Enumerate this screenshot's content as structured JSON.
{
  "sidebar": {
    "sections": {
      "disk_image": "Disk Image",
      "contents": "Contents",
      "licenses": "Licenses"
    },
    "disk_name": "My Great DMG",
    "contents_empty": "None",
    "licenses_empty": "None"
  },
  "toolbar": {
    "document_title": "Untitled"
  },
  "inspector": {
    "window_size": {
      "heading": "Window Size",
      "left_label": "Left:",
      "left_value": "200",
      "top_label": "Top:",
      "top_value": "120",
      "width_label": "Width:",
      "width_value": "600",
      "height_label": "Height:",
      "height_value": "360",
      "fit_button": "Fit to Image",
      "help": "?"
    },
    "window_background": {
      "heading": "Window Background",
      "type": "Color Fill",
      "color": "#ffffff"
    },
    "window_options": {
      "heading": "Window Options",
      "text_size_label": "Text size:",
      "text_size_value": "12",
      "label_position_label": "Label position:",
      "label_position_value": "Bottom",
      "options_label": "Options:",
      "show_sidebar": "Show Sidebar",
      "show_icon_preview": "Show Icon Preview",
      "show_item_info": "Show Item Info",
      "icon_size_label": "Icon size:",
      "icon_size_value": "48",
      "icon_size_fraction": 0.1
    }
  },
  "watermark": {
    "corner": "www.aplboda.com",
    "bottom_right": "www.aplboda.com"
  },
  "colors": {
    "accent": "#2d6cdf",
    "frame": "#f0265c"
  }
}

· · · ·

**Goal:** Set all of the records down again, exactly as they stand.

**Solved problem:**
Enumerate this screenshot's content as structured JSON.
{
  "sidebar": {
    "sections": {
      "disk_image": "Disk Image",
      "contents": "Contents",
      "licenses": "Licenses"
    },
    "disk_name": "My Great DMG",
    "contents_empty": "None",
    "licenses_empty": "None"
  },
  "toolbar": {
    "document_title": "Untitled"
  },
  "inspector": {
    "window_size": {
      "heading": "Window Size",
      "left_label": "Left:",
      "left_value": "200",
      "top_label": "Top:",
      "top_value": "120",
      "width_label": "Width:",
      "width_value": "600",
      "height_label": "Height:",
      "height_value": "360",
      "fit_button": "Fit to Image",
      "help": "?"
    },
    "window_background": {
      "heading": "Window Background",
      "type": "Color Fill",
      "color": "#ffffff"
    },
    "window_options": {
      "heading": "Window Options",
      "text_size_label": "Text size:",
      "text_size_value": "12",
      "label_position_label": "Label position:",
      "label_position_value": "Bottom",
      "options_label": "Options:",
      "show_sidebar": "Show Sidebar",
      "show_icon_preview": "Show Icon Preview",
      "show_item_info": "Show Item Info",
      "icon_size_label": "Icon size:",
      "icon_size_value": "48",
      "icon_size_fraction": 0.1
    }
  },
  "watermark": {
    "corner": "www.aplboda.com",
    "bottom_right": "www.aplboda.com"
  },
  "colors": {
    "accent": "#2d6cdf",
    "frame": "#f0265c"
  }
}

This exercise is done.